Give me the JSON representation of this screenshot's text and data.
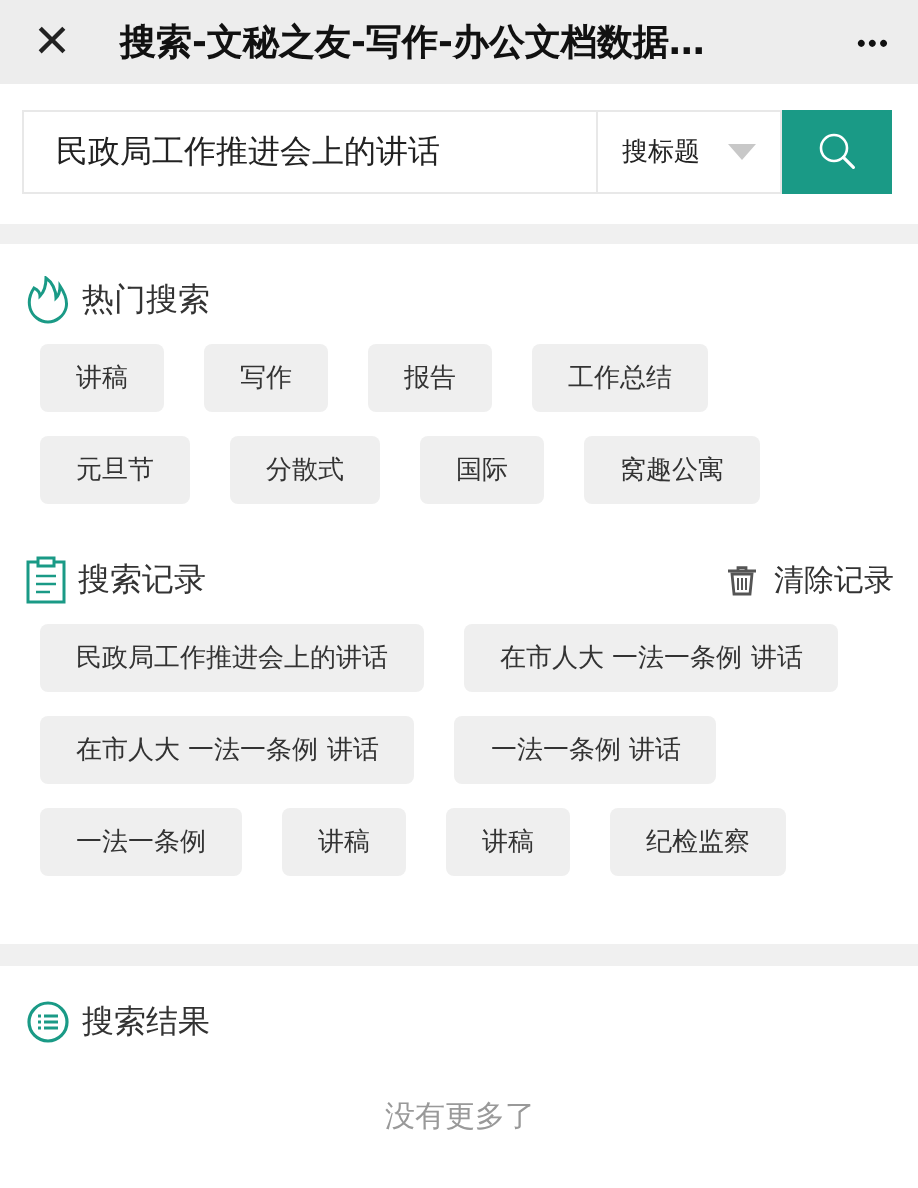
{
  "header": {
    "close_icon": "×",
    "title": "搜索-文秘之友-写作-办公文档数据…",
    "more": "•••"
  },
  "search": {
    "value": "民政局工作推进会上的讲话",
    "scope": "搜标题"
  },
  "hot": {
    "title": "热门搜索",
    "tags": [
      "讲稿",
      "写作",
      "报告",
      "工作总结",
      "元旦节",
      "分散式",
      "国际",
      "窝趣公寓"
    ]
  },
  "history": {
    "title": "搜索记录",
    "clear": "清除记录",
    "tags": [
      "民政局工作推进会上的讲话",
      "在市人大 一法一条例 讲话",
      "在市人大 一法一条例 讲话",
      "一法一条例 讲话",
      "一法一条例",
      "讲稿",
      "讲稿",
      "纪检监察"
    ]
  },
  "results": {
    "title": "搜索结果",
    "empty": "没有更多了"
  }
}
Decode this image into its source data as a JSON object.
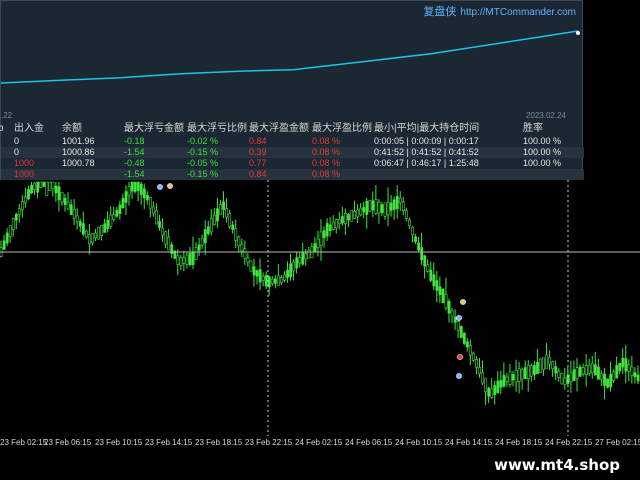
{
  "chart_data": {
    "type": "candlestick",
    "x_labels": [
      "23 Feb 02:15",
      "23 Feb 06:15",
      "23 Feb 10:15",
      "23 Feb 14:15",
      "23 Feb 18:15",
      "23 Feb 22:15",
      "24 Feb 02:15",
      "24 Feb 06:15",
      "24 Feb 10:15",
      "24 Feb 14:15",
      "24 Feb 18:15",
      "24 Feb 22:15",
      "27 Feb 02:15"
    ],
    "series": [
      {
        "values": [
          252,
          218,
          190,
          176,
          195,
          215,
          240,
          228,
          210,
          180,
          200,
          235,
          262,
          258,
          230,
          205,
          240,
          270,
          282,
          280,
          262,
          252,
          230,
          220,
          214,
          205,
          210,
          200,
          240,
          275,
          300,
          330,
          360,
          395,
          380,
          375,
          370,
          360,
          382,
          372,
          368,
          384,
          362,
          378
        ]
      }
    ],
    "crosshair_visible": true,
    "colors": {
      "candle": "#3ee63e",
      "background": "#000000"
    }
  },
  "brand": {
    "cn": "复盘侠",
    "url": "http://MTCommander.com"
  },
  "equity": {
    "date_left": ".22",
    "date_right": "2023.02.24",
    "line_color": "#19c6e8",
    "values": [
      1000.0,
      1000.1,
      1000.2,
      1000.35,
      1000.45,
      1000.5,
      1001.1,
      1001.96
    ]
  },
  "table": {
    "headers": [
      "b",
      "出入金",
      "余额",
      "最大浮亏金额",
      "最大浮亏比例",
      "最大浮盈金额",
      "最大浮盈比例",
      "最小|平均|最大持仓时间",
      "胜率"
    ],
    "rows": [
      {
        "deposit": "0",
        "balance": "1001.96",
        "max_loss": "-0.18",
        "max_loss_pct": "-0.02 %",
        "max_profit": "0.84",
        "max_profit_pct": "0.08 %",
        "hold": "0:00:05 | 0:00:09 | 0:00:17",
        "win": "100.00 %"
      },
      {
        "deposit": "0",
        "balance": "1000.86",
        "max_loss": "-1.54",
        "max_loss_pct": "-0.15 %",
        "max_profit": "0.39",
        "max_profit_pct": "0.08 %",
        "hold": "0:41:52 | 0:41:52 | 0:41:52",
        "win": "100.00 %"
      },
      {
        "deposit": "1000",
        "balance": "1000.78",
        "max_loss": "-0.48",
        "max_loss_pct": "-0.05 %",
        "max_profit": "0.77",
        "max_profit_pct": "0.08 %",
        "hold": "0:06:47 | 0:46:17 | 1:25:48",
        "win": "100.00 %"
      },
      {
        "deposit": "1000",
        "balance": "",
        "max_loss": "-1.54",
        "max_loss_pct": "-0.15 %",
        "max_profit": "0.84",
        "max_profit_pct": "0.08 %",
        "hold": "",
        "win": ""
      }
    ]
  },
  "watermark": "www.mt4.shop"
}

┄┄┄┄┄┄┄┄┄┄

> **YOUR OBJECTIVE**: Show all lines from the records above where the word "this" occurs.

> **THE RESPONSE**:
Give me the JSON representation of this screenshot's text and data.
Decode this image into its source data as a JSON object.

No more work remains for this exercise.